_DESCRIPTION OF THE TASK_
Tally the lines below that contain the word "kalan", and give only that number.

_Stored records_

═══

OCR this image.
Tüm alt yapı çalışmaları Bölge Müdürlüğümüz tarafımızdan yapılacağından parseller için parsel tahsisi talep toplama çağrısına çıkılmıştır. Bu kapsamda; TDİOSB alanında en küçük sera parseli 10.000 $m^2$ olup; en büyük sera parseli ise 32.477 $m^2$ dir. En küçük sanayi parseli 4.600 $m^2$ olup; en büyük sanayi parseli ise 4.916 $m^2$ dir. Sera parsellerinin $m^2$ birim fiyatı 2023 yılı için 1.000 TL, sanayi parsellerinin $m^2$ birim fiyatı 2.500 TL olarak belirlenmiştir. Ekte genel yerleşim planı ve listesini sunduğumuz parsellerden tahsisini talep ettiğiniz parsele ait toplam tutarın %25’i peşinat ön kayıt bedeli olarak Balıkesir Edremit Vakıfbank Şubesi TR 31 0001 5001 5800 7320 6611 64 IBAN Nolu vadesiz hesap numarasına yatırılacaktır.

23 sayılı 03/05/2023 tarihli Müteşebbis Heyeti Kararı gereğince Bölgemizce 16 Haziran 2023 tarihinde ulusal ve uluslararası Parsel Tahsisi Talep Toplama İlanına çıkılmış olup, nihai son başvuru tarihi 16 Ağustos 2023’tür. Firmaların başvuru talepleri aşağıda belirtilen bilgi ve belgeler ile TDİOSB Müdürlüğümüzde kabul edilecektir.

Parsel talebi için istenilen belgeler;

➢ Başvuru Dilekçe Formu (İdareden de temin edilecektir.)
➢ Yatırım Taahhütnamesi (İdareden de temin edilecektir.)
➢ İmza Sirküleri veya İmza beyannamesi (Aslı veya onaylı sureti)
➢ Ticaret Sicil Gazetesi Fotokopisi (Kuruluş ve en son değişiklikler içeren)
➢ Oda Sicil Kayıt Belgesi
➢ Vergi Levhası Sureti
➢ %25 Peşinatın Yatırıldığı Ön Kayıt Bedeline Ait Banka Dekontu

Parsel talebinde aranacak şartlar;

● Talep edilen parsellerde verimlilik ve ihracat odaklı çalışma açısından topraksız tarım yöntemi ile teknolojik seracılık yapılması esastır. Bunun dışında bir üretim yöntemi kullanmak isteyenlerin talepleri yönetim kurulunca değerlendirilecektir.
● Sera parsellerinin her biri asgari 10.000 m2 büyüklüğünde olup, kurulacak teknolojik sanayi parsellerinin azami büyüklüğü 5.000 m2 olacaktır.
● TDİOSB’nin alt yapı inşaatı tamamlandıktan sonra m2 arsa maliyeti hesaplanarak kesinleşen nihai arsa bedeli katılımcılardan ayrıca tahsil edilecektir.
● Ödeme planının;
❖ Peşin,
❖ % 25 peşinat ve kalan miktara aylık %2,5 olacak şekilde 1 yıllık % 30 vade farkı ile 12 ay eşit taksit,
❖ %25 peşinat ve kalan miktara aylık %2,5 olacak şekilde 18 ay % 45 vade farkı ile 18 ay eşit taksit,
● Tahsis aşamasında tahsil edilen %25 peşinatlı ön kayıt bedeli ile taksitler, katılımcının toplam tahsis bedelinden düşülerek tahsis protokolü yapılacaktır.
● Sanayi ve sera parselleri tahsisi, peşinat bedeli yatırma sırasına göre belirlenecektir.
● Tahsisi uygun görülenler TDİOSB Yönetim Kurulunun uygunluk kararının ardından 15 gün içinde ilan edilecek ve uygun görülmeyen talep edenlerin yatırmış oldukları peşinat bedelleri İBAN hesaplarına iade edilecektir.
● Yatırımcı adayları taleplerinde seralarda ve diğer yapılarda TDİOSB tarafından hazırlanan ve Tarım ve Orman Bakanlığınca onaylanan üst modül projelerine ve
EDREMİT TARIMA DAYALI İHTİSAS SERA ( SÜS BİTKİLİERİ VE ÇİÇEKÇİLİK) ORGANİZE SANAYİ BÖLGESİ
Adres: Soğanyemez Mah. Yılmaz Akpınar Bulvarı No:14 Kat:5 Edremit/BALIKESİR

═══

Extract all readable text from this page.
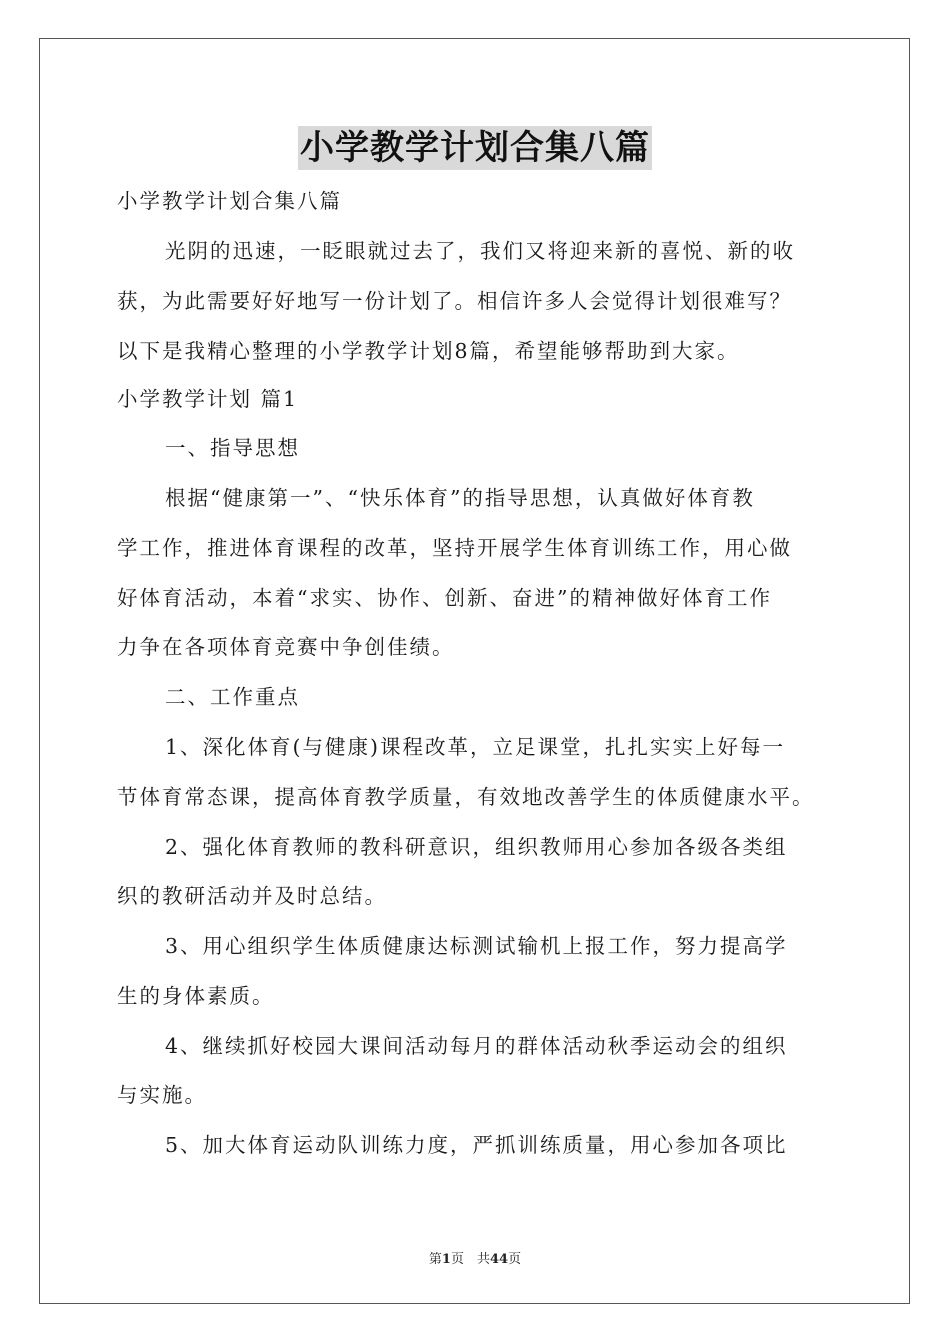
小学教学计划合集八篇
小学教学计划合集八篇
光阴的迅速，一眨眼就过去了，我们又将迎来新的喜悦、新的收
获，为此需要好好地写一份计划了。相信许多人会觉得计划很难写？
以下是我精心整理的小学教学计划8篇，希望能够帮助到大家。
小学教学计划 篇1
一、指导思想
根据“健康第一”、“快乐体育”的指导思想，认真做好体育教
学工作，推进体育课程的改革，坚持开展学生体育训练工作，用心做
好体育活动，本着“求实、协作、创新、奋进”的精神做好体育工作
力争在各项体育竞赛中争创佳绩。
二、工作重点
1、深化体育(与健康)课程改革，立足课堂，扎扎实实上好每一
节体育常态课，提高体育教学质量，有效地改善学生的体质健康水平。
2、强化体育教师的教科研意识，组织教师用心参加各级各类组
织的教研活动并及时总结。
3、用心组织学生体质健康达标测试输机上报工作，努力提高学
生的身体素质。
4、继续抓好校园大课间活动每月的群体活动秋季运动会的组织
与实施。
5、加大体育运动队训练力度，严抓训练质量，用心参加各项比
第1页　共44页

═══

_OUTPUT FOR THIS TASK_
2